● **Job**:
Locate all lines with the word "name". Copy them.

● **The input**:
>> Start

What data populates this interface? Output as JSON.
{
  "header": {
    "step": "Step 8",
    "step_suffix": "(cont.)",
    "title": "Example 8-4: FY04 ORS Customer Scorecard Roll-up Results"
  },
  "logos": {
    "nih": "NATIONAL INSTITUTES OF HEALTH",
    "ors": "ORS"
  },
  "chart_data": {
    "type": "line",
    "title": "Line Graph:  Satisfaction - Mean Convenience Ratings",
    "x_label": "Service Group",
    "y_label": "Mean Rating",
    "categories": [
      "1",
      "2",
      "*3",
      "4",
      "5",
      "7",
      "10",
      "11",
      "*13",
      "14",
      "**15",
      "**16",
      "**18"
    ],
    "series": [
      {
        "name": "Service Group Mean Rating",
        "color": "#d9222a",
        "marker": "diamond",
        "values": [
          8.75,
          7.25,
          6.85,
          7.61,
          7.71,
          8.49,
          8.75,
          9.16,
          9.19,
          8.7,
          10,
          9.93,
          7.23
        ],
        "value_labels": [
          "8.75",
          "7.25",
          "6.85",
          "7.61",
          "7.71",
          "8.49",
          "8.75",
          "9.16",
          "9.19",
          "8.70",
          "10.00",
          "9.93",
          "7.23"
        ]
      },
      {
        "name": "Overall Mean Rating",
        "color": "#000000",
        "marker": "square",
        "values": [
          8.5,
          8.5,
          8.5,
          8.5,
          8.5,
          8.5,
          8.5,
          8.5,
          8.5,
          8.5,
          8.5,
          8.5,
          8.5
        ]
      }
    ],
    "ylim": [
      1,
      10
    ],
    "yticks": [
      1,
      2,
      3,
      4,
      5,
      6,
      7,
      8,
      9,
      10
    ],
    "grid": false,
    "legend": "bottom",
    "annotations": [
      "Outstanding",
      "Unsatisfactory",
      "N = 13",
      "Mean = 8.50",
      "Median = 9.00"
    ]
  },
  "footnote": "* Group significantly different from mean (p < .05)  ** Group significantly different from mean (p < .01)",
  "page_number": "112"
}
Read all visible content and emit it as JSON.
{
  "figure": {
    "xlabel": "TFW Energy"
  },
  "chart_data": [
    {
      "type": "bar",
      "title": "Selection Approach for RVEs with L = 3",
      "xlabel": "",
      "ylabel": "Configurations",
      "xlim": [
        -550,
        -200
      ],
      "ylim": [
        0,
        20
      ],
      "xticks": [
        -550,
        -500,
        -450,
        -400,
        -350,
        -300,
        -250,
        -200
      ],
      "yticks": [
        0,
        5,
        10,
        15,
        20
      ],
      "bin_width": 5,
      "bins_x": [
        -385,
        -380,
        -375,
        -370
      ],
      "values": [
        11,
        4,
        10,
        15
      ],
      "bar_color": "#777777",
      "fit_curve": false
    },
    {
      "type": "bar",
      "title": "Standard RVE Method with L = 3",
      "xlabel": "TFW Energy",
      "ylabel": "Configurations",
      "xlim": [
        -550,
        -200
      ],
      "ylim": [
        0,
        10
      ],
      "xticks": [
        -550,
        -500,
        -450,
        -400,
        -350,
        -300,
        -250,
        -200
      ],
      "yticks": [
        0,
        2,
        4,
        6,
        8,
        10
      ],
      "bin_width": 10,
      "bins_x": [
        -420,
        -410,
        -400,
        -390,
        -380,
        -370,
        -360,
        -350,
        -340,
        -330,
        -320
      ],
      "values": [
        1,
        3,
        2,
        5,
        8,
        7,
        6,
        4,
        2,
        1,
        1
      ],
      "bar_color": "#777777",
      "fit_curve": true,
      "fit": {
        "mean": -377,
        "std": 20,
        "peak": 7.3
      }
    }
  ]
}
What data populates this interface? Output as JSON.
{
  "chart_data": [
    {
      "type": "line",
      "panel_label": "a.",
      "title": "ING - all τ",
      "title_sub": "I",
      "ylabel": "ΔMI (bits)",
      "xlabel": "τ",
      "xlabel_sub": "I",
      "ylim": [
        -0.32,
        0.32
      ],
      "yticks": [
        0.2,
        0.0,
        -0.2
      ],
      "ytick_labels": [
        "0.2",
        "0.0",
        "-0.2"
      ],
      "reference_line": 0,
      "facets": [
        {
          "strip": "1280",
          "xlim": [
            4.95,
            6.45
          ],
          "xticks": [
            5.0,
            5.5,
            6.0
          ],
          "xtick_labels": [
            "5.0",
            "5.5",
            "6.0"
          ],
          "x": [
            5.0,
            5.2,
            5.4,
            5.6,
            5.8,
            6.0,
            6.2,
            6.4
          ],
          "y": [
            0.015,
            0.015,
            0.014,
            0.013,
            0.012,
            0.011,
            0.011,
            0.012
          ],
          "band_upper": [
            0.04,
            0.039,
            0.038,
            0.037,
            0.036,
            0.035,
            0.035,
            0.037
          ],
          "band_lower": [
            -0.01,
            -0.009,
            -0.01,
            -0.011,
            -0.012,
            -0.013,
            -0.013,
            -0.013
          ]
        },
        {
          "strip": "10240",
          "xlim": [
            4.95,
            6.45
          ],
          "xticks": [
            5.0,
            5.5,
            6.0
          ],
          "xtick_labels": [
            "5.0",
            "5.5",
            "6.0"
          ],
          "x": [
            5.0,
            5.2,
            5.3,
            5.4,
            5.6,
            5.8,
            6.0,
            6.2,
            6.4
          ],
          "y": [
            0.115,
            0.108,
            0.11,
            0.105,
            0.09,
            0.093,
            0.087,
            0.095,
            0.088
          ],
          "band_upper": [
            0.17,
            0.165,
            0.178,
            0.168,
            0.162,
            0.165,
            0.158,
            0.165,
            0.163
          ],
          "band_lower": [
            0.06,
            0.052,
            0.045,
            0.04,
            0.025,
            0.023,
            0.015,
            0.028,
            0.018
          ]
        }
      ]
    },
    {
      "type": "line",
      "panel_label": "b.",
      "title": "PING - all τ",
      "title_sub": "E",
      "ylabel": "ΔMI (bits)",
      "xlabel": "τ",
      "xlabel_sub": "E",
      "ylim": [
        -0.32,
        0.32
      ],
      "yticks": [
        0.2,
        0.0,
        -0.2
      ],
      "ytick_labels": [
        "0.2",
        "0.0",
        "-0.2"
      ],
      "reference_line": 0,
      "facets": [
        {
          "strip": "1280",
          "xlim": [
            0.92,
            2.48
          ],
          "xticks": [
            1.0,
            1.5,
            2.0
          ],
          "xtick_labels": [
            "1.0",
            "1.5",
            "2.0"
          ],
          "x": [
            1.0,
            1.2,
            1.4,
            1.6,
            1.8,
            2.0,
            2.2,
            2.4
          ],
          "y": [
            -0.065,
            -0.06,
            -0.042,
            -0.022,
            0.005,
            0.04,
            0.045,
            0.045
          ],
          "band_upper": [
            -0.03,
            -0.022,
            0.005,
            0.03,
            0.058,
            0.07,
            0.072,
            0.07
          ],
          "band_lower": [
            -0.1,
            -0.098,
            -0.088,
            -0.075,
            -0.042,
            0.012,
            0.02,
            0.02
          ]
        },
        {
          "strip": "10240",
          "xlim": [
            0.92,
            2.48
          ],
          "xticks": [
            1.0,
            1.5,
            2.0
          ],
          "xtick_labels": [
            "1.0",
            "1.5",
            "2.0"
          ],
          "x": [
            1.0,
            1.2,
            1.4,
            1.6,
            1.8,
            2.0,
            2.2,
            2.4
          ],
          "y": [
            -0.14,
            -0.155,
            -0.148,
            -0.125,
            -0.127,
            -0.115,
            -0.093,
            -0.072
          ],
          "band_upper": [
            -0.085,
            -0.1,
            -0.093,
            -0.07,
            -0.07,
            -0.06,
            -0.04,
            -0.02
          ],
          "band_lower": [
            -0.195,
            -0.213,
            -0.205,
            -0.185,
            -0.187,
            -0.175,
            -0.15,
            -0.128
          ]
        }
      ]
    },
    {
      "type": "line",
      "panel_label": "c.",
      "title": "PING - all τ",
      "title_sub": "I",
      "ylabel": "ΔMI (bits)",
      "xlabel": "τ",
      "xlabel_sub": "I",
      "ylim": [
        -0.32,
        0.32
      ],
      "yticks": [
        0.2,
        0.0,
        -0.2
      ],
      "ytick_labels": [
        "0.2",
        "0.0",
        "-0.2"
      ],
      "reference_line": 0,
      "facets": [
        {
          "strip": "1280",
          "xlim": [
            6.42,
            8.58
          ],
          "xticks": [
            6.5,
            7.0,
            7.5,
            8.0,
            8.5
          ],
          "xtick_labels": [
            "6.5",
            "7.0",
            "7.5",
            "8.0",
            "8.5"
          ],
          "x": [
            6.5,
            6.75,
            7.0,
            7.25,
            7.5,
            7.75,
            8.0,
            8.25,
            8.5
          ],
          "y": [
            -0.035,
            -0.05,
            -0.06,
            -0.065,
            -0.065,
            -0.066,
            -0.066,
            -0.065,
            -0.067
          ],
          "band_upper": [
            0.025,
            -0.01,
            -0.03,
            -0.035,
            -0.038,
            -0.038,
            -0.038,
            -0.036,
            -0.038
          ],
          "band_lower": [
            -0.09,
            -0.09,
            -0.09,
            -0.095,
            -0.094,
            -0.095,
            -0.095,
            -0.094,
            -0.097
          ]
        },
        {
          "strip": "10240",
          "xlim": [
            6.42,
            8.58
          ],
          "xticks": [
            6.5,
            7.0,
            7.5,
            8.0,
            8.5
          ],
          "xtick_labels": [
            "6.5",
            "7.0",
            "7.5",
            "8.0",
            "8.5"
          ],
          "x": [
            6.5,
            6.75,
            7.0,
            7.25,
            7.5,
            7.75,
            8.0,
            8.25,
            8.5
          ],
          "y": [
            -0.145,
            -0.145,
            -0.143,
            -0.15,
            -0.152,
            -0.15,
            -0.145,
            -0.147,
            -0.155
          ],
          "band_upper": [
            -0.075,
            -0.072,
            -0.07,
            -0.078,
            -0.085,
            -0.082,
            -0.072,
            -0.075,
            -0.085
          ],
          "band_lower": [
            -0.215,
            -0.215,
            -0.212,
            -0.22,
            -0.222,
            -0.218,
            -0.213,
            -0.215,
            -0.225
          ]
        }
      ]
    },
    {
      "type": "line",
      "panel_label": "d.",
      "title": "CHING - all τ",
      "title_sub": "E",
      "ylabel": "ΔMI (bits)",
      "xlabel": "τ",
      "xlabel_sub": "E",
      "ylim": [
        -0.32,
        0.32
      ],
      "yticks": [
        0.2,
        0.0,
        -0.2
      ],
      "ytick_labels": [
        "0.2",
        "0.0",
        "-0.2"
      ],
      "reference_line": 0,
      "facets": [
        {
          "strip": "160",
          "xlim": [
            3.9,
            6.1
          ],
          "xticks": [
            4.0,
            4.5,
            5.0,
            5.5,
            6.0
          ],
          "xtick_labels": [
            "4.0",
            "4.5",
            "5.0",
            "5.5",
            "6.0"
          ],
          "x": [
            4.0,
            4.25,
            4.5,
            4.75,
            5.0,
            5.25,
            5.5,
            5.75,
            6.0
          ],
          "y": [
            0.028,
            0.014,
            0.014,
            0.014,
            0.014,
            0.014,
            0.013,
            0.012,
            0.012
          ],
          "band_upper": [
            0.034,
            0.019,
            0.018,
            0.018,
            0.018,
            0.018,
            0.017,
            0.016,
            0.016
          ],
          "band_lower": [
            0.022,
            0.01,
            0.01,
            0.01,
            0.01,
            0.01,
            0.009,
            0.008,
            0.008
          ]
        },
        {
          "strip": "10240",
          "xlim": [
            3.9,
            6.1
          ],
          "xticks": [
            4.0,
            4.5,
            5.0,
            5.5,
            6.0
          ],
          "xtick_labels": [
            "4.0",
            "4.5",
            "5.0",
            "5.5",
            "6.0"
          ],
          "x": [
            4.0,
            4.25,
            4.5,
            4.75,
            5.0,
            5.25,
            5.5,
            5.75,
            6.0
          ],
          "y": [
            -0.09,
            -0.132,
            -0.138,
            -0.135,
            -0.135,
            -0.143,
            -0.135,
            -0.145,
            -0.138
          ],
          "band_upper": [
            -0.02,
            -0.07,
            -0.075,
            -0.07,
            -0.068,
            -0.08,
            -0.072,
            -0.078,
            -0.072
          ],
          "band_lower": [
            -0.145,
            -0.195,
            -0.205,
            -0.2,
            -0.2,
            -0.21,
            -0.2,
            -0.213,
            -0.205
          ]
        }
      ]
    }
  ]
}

>> End

● **Written solution**:
        "name": "Service Group Mean Rating",
        "name": "Overall Mean Rating",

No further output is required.